Texte fourni:
Et c'est reparti pour un tour.
C'est reparti pour cette grand-messe de dénigrement de la profession de journaliste, surtout chez les médias papier, alors que les reporters sont constamment présentés comme des représentants d'une espèce menacée, aussi vieux que les dinosaures et aussi dépassés que la chaîne Blockbuster.
Aujourd'hui, c'est le pénultième site d'affichage d'offres d'emploi CareerCast qui stipule, "enquête" à l'appui, que la profession de journaliste écrit est la "pire profession" de 2015, en raison des faibles perspectives d'emploi, de la fuite des revenus dans l'industrie et du salaire qui est grignoté petit à petit. Selon le site web, reporter est ainsi un domaine d'emploi dont les débouchés sont pires que ceux des bûcherons, des gardiens de prison, des photoreporters... et même des soldats.

Votre tâche:
Pour chacune des affirmations (a), (b) et (c), dites si elle concorde avec le texte sur la profession de journaliste, en répondant par oui ou par non et en citant mot pour mot le passage qui tranche.
(a) Selon CareerCast, la profession de journaliste écrit est la pire profession de 2015.
(b) D'après le site web, les soldats ont de moins bons débouchés que les reporters.
(c) Le dénigrement de la profession vise surtout les médias télévisés.

Données extraites:
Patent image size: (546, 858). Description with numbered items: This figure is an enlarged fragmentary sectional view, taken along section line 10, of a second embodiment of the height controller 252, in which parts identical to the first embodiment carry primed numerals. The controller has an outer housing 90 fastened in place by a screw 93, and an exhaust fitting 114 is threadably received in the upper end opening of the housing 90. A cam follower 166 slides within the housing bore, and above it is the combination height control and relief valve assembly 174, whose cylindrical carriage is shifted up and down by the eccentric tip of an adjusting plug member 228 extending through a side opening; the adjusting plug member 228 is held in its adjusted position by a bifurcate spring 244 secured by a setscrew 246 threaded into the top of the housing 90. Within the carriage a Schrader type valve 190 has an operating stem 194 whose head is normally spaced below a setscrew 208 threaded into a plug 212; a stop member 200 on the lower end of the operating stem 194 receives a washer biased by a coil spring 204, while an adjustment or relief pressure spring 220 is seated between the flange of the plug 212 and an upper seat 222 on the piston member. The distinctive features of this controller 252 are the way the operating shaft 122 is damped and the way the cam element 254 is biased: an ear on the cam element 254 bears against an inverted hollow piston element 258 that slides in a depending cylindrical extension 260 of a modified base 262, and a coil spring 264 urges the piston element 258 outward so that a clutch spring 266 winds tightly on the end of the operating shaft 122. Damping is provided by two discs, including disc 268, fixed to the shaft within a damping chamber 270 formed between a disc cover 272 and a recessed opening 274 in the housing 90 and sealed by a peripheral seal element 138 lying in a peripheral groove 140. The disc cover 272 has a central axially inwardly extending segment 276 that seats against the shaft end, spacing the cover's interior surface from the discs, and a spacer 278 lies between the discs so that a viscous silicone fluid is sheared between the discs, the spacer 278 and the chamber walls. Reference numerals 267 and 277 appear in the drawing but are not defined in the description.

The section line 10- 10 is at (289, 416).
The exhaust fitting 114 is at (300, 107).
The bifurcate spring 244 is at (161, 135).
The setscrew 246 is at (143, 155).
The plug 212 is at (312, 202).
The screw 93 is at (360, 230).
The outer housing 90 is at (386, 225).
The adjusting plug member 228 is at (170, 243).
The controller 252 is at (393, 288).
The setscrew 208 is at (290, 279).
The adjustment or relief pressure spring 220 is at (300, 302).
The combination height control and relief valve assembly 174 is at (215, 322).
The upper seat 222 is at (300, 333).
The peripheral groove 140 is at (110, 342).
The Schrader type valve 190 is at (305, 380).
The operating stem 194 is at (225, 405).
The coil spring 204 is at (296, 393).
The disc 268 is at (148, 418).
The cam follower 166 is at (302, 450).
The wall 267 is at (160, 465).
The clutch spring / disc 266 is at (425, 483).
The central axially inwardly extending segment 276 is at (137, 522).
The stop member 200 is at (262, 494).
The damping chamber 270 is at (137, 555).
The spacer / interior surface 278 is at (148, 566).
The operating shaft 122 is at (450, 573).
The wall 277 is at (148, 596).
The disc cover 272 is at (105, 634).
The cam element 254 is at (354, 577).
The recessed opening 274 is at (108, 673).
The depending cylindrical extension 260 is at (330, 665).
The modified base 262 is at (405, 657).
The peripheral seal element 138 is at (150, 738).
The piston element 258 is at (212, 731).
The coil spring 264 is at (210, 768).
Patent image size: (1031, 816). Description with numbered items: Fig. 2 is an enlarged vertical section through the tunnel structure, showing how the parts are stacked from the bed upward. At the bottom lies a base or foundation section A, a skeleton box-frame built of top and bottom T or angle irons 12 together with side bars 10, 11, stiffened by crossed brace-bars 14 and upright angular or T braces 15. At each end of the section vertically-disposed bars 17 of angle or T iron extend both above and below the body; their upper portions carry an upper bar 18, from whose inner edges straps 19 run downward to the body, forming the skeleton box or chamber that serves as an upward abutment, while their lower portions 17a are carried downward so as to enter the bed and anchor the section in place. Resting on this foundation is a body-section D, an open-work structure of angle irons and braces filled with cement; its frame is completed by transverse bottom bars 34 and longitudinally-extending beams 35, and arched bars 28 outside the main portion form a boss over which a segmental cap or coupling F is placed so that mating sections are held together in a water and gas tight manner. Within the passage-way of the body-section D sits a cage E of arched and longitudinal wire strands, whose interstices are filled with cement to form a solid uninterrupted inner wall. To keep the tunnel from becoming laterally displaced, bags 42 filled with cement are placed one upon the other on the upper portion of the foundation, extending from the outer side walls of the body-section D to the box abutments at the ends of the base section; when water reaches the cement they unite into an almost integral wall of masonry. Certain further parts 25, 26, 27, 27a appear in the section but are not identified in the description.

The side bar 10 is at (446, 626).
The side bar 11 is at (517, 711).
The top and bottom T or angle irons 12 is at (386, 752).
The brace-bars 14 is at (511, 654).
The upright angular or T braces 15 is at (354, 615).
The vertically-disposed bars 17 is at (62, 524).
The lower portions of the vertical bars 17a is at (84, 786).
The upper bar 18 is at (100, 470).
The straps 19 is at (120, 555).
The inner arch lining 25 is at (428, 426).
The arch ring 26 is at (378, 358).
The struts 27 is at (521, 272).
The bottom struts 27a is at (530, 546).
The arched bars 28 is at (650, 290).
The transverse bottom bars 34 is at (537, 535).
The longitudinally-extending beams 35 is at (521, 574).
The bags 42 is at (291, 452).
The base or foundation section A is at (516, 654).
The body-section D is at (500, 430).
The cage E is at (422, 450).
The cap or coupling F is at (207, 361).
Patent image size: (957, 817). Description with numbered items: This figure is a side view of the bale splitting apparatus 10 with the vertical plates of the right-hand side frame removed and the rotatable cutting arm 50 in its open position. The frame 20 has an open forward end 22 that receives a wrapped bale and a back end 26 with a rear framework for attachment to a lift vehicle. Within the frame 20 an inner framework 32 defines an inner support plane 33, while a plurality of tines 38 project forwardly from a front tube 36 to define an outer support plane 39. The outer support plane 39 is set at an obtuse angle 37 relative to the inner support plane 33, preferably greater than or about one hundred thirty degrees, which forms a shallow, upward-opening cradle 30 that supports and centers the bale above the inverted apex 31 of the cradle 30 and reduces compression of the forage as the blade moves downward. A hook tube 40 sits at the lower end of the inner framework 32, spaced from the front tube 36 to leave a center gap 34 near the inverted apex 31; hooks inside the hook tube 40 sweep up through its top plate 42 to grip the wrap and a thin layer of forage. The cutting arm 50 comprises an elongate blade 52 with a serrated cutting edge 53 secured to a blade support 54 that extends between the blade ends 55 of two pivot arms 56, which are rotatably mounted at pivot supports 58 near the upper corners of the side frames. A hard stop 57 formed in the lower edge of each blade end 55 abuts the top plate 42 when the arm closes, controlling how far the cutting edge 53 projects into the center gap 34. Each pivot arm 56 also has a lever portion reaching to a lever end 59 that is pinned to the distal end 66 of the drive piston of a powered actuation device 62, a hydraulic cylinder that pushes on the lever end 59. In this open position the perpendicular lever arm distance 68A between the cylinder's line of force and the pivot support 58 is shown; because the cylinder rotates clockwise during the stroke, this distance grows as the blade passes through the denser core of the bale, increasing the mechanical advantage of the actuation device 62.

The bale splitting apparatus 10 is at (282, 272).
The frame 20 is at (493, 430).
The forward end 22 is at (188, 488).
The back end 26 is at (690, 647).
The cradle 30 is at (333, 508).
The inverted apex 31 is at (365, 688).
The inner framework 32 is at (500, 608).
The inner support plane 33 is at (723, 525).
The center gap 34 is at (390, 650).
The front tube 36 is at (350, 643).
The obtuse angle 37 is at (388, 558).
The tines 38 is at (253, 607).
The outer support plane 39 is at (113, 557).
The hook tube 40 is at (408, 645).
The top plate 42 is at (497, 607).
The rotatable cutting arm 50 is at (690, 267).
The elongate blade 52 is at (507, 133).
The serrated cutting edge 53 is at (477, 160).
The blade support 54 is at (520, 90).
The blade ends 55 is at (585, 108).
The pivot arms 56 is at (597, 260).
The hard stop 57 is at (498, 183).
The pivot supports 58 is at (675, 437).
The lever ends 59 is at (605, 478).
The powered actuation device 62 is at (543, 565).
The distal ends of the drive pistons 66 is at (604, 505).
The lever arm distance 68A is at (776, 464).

Solution du problème:
(a) Oui : « la profession de journaliste écrit est la "pire profession" de 2015 ».
(b) Non : « reporter est ainsi un domaine d'emploi dont les débouchés sont pires que ceux des bûcherons, des gardiens de prison, des photoreporters... et même des soldats ».
(c) Non : « surtout chez les médias papier ».